What the task asks -> Count the lines below that contain the word "hosted", and reply with only that number.

Records for the task ->
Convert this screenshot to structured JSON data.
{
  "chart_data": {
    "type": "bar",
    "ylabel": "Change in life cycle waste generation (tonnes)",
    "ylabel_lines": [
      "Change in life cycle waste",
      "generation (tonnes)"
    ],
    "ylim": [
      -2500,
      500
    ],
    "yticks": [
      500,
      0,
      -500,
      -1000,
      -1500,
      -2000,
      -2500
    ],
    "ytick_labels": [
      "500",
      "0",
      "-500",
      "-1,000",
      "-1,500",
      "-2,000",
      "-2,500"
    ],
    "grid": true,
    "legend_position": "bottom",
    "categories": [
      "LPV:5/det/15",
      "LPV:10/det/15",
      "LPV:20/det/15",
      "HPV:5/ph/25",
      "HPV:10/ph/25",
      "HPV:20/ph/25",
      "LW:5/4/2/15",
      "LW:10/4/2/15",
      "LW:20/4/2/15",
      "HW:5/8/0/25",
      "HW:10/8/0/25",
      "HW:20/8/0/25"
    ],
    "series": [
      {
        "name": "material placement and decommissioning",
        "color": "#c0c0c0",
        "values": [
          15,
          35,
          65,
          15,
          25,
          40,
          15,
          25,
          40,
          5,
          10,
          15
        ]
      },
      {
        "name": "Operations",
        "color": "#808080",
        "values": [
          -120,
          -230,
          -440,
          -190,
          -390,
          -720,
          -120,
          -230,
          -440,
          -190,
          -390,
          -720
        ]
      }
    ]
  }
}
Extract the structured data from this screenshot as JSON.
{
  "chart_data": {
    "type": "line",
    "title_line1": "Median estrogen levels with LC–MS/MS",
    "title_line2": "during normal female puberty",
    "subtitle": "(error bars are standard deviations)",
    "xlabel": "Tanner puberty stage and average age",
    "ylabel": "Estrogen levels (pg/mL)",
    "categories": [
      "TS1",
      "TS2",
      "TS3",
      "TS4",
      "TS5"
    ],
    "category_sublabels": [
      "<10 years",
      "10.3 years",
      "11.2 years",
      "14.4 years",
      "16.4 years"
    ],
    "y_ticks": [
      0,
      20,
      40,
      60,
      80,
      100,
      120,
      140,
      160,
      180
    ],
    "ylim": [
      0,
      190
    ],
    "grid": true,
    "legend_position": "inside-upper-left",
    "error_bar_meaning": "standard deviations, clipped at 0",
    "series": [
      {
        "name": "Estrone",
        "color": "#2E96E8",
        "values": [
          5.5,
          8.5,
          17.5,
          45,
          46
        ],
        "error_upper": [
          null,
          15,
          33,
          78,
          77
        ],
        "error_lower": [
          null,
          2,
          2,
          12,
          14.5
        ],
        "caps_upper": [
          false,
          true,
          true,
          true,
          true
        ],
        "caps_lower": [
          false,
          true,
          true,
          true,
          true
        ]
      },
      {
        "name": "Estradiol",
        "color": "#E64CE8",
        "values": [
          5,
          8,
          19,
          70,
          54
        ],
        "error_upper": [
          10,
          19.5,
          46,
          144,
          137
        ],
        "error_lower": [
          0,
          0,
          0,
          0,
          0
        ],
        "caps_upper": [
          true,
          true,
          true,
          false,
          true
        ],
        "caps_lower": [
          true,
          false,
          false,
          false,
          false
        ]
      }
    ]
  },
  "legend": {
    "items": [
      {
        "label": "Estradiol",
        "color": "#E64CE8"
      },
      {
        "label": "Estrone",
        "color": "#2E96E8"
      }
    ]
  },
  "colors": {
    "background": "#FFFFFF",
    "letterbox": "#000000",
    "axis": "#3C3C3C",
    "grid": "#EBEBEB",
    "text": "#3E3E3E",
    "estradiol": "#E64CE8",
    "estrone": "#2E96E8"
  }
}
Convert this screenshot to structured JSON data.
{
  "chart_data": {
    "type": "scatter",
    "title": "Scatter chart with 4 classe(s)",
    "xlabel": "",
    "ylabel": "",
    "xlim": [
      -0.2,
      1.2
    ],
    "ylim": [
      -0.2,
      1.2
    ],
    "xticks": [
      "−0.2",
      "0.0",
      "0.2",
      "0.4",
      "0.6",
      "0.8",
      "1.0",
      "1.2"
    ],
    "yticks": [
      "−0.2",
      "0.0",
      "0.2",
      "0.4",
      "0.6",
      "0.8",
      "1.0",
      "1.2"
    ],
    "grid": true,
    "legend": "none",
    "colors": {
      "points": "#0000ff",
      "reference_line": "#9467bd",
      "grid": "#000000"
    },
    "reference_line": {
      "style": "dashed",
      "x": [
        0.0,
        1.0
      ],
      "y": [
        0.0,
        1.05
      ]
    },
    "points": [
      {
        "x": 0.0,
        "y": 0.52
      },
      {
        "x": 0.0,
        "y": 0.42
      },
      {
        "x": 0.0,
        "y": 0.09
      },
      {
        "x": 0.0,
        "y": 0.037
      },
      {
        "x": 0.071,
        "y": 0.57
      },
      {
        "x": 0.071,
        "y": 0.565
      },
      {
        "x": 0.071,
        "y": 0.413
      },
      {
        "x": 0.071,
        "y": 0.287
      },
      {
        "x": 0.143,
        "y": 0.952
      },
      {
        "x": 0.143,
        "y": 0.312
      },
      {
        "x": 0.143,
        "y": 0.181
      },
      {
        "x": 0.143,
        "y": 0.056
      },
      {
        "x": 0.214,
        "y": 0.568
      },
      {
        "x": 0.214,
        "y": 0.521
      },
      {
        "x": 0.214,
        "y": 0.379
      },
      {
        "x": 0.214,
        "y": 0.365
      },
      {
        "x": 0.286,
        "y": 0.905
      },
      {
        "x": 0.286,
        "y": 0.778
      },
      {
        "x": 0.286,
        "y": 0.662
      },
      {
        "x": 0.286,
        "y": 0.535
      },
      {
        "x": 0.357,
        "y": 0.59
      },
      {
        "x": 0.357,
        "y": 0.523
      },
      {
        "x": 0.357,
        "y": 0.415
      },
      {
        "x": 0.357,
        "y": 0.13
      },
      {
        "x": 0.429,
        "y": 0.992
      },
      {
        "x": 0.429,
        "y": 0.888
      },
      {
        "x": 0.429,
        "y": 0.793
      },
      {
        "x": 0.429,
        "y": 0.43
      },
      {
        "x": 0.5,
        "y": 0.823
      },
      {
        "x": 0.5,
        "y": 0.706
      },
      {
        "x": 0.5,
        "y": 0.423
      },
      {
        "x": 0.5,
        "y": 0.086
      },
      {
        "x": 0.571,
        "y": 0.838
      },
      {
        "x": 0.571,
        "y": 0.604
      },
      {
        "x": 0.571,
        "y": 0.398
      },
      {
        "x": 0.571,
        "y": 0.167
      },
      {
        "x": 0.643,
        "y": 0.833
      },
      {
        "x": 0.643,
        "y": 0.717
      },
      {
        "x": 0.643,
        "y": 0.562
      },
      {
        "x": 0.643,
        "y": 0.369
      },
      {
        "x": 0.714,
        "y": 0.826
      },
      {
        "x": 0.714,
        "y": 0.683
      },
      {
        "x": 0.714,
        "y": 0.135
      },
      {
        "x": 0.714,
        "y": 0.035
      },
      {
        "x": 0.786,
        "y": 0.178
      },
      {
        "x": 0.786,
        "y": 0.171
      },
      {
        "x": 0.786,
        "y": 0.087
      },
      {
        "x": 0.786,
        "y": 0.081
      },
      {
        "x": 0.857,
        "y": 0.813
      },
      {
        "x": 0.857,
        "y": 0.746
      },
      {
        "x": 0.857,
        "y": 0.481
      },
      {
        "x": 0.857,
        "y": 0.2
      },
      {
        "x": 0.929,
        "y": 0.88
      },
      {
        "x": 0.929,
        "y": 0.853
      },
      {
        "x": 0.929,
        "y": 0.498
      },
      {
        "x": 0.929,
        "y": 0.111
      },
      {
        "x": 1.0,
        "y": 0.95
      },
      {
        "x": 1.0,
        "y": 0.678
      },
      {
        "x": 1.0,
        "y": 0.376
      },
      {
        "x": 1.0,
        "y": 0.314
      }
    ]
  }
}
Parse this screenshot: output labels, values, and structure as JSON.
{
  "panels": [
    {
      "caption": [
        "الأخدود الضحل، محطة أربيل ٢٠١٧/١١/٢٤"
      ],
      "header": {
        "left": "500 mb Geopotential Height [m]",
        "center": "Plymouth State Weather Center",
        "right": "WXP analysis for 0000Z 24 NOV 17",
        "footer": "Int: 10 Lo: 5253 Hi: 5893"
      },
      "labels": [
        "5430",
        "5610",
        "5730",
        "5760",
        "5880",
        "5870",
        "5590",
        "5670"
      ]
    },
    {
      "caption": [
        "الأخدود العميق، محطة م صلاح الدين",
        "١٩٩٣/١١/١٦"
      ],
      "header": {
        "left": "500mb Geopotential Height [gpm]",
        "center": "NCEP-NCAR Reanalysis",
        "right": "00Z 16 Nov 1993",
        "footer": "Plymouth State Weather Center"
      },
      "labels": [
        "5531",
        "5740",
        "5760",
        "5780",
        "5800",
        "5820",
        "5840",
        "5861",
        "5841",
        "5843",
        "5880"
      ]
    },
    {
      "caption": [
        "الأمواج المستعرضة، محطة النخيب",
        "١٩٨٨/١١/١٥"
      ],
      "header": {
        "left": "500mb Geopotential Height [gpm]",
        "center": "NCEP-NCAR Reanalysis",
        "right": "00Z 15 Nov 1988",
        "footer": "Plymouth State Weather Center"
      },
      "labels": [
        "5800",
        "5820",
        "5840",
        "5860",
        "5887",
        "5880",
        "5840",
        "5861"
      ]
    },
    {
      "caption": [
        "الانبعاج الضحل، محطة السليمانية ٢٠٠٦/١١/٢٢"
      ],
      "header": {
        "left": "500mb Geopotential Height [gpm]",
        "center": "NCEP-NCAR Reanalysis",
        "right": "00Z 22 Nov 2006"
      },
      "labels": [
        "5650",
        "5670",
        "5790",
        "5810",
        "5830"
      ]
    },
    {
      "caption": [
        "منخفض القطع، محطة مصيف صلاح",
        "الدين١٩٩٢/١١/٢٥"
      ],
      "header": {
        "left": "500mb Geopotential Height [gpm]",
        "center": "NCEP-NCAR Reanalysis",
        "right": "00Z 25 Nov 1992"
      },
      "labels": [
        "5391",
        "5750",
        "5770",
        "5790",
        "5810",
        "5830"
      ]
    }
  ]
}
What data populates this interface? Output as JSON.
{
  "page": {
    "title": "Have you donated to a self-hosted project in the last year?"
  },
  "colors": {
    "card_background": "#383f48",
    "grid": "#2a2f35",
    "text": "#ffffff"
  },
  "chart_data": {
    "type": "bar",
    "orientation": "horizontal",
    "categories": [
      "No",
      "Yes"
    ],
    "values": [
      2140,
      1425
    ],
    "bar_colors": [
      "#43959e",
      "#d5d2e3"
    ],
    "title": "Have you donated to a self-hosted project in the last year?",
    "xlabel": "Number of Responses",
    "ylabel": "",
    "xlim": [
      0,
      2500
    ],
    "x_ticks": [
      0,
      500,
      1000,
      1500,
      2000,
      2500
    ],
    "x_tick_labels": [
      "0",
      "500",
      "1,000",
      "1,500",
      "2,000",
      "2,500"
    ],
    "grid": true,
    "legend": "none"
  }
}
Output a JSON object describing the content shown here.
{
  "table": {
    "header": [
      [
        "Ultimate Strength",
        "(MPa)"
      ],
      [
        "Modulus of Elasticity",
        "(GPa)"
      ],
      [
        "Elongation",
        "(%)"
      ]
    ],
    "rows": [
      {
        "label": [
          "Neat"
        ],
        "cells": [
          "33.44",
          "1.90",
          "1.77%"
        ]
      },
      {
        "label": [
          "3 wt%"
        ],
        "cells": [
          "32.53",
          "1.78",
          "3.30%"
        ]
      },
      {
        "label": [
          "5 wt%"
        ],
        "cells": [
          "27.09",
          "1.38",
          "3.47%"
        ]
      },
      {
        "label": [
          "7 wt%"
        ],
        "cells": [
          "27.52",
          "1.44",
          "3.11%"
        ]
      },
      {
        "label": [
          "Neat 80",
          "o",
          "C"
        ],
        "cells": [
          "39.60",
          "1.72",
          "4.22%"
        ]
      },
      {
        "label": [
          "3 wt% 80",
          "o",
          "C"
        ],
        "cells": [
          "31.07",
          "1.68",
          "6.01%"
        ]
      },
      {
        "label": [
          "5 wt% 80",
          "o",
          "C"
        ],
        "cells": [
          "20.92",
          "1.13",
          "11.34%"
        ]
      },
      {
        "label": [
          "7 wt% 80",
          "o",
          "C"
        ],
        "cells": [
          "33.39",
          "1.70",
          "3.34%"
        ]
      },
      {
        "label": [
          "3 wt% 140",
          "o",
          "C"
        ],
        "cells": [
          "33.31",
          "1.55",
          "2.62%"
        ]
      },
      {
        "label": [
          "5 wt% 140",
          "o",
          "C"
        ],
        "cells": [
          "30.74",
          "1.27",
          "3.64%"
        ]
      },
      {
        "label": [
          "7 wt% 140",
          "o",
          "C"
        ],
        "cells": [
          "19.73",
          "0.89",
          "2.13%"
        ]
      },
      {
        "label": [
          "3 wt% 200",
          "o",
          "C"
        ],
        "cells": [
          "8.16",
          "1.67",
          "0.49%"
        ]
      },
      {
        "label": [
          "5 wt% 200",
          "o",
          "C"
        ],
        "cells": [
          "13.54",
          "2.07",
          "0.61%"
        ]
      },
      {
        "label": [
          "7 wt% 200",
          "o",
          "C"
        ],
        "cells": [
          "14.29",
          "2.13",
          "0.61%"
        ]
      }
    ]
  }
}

Solved problem -> 2